#### Records for the task

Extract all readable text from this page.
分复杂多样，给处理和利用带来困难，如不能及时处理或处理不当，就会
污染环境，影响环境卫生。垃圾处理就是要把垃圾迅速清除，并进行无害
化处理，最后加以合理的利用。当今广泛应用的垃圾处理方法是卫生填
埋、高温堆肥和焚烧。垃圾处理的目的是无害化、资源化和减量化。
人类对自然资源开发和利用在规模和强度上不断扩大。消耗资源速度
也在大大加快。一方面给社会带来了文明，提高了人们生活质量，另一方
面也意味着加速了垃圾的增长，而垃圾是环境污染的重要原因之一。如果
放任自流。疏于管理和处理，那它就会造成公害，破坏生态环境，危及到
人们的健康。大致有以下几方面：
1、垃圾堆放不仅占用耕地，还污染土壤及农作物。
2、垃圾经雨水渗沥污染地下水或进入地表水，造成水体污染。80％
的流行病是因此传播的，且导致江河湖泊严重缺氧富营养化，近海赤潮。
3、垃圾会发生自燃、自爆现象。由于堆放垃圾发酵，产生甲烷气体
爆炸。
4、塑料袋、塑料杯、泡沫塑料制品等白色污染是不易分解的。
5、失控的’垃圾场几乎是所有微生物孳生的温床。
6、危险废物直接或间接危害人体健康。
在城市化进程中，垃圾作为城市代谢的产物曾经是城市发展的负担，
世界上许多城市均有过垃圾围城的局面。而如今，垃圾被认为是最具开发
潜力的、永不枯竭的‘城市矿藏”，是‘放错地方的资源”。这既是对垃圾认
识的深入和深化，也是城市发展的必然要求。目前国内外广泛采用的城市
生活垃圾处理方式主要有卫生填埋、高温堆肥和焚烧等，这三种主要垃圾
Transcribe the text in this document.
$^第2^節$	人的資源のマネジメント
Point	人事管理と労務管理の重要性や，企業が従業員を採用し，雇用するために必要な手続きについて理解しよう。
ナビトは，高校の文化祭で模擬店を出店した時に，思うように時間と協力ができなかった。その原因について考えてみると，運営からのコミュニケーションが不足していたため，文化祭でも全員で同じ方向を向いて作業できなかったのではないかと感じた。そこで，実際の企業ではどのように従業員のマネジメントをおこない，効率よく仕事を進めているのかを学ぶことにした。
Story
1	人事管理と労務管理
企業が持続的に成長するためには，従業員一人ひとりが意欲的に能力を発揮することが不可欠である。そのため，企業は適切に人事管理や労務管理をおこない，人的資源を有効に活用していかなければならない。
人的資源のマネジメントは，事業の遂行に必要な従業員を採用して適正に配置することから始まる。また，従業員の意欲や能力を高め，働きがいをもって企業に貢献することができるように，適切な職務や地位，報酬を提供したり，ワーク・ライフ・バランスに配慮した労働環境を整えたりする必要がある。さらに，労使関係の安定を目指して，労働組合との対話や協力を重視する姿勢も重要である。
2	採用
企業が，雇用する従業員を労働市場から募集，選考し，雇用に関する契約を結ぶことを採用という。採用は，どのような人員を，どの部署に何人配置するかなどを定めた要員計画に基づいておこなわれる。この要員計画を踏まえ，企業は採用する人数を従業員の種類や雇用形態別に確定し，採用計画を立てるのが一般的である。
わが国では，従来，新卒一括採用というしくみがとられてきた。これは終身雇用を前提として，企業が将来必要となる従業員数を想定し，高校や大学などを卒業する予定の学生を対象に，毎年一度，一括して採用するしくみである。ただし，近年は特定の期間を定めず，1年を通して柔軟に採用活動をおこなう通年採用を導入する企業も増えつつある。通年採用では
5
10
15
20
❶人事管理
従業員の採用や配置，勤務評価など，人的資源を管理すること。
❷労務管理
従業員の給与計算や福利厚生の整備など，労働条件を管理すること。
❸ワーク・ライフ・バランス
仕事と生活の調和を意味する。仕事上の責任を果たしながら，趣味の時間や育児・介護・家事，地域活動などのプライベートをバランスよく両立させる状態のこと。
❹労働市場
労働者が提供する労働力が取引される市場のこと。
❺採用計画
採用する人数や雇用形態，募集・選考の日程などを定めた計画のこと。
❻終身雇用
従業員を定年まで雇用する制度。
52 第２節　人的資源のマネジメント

########

Give all the records again. Match them exactly.

• _Written reply_
Extract all readable text from this page.
分复杂多样，给处理和利用带来困难，如不能及时处理或处理不当，就会
污染环境，影响环境卫生。垃圾处理就是要把垃圾迅速清除，并进行无害
化处理，最后加以合理的利用。当今广泛应用的垃圾处理方法是卫生填
埋、高温堆肥和焚烧。垃圾处理的目的是无害化、资源化和减量化。
人类对自然资源开发和利用在规模和强度上不断扩大。消耗资源速度
也在大大加快。一方面给社会带来了文明，提高了人们生活质量，另一方
面也意味着加速了垃圾的增长，而垃圾是环境污染的重要原因之一。如果
放任自流。疏于管理和处理，那它就会造成公害，破坏生态环境，危及到
人们的健康。大致有以下几方面：
1、垃圾堆放不仅占用耕地，还污染土壤及农作物。
2、垃圾经雨水渗沥污染地下水或进入地表水，造成水体污染。80％
的流行病是因此传播的，且导致江河湖泊严重缺氧富营养化，近海赤潮。
3、垃圾会发生自燃、自爆现象。由于堆放垃圾发酵，产生甲烷气体
爆炸。
4、塑料袋、塑料杯、泡沫塑料制品等白色污染是不易分解的。
5、失控的’垃圾场几乎是所有微生物孳生的温床。
6、危险废物直接或间接危害人体健康。
在城市化进程中，垃圾作为城市代谢的产物曾经是城市发展的负担，
世界上许多城市均有过垃圾围城的局面。而如今，垃圾被认为是最具开发
潜力的、永不枯竭的‘城市矿藏”，是‘放错地方的资源”。这既是对垃圾认
识的深入和深化，也是城市发展的必然要求。目前国内外广泛采用的城市
生活垃圾处理方式主要有卫生填埋、高温堆肥和焚烧等，这三种主要垃圾
Transcribe the text in this document.
$^第2^節$	人的資源のマネジメント
Point	人事管理と労務管理の重要性や，企業が従業員を採用し，雇用するために必要な手続きについて理解しよう。
ナビトは，高校の文化祭で模擬店を出店した時に，思うように時間と協力ができなかった。その原因について考えてみると，運営からのコミュニケーションが不足していたため，文化祭でも全員で同じ方向を向いて作業できなかったのではないかと感じた。そこで，実際の企業ではどのように従業員のマネジメントをおこない，効率よく仕事を進めているのかを学ぶことにした。
Story
1	人事管理と労務管理
企業が持続的に成長するためには，従業員一人ひとりが意欲的に能力を発揮することが不可欠である。そのため，企業は適切に人事管理や労務管理をおこない，人的資源を有効に活用していかなければならない。
人的資源のマネジメントは，事業の遂行に必要な従業員を採用して適正に配置することから始まる。また，従業員の意欲や能力を高め，働きがいをもって企業に貢献することができるように，適切な職務や地位，報酬を提供したり，ワーク・ライフ・バランスに配慮した労働環境を整えたりする必要がある。さらに，労使関係の安定を目指して，労働組合との対話や協力を重視する姿勢も重要である。
2	採用
企業が，雇用する従業員を労働市場から募集，選考し，雇用に関する契約を結ぶことを採用という。採用は，どのような人員を，どの部署に何人配置するかなどを定めた要員計画に基づいておこなわれる。この要員計画を踏まえ，企業は採用する人数を従業員の種類や雇用形態別に確定し，採用計画を立てるのが一般的である。
わが国では，従来，新卒一括採用というしくみがとられてきた。これは終身雇用を前提として，企業が将来必要となる従業員数を想定し，高校や大学などを卒業する予定の学生を対象に，毎年一度，一括して採用するしくみである。ただし，近年は特定の期間を定めず，1年を通して柔軟に採用活動をおこなう通年採用を導入する企業も増えつつある。通年採用では
5
10
15
20
❶人事管理
従業員の採用や配置，勤務評価など，人的資源を管理すること。
❷労務管理
従業員の給与計算や福利厚生の整備など，労働条件を管理すること。
❸ワーク・ライフ・バランス
仕事と生活の調和を意味する。仕事上の責任を果たしながら，趣味の時間や育児・介護・家事，地域活動などのプライベートをバランスよく両立させる状態のこと。
❹労働市場
労働者が提供する労働力が取引される市場のこと。
❺採用計画
採用する人数や雇用形態，募集・選考の日程などを定めた計画のこと。
❻終身雇用
従業員を定年まで雇用する制度。
52 第２節　人的資源のマネジメント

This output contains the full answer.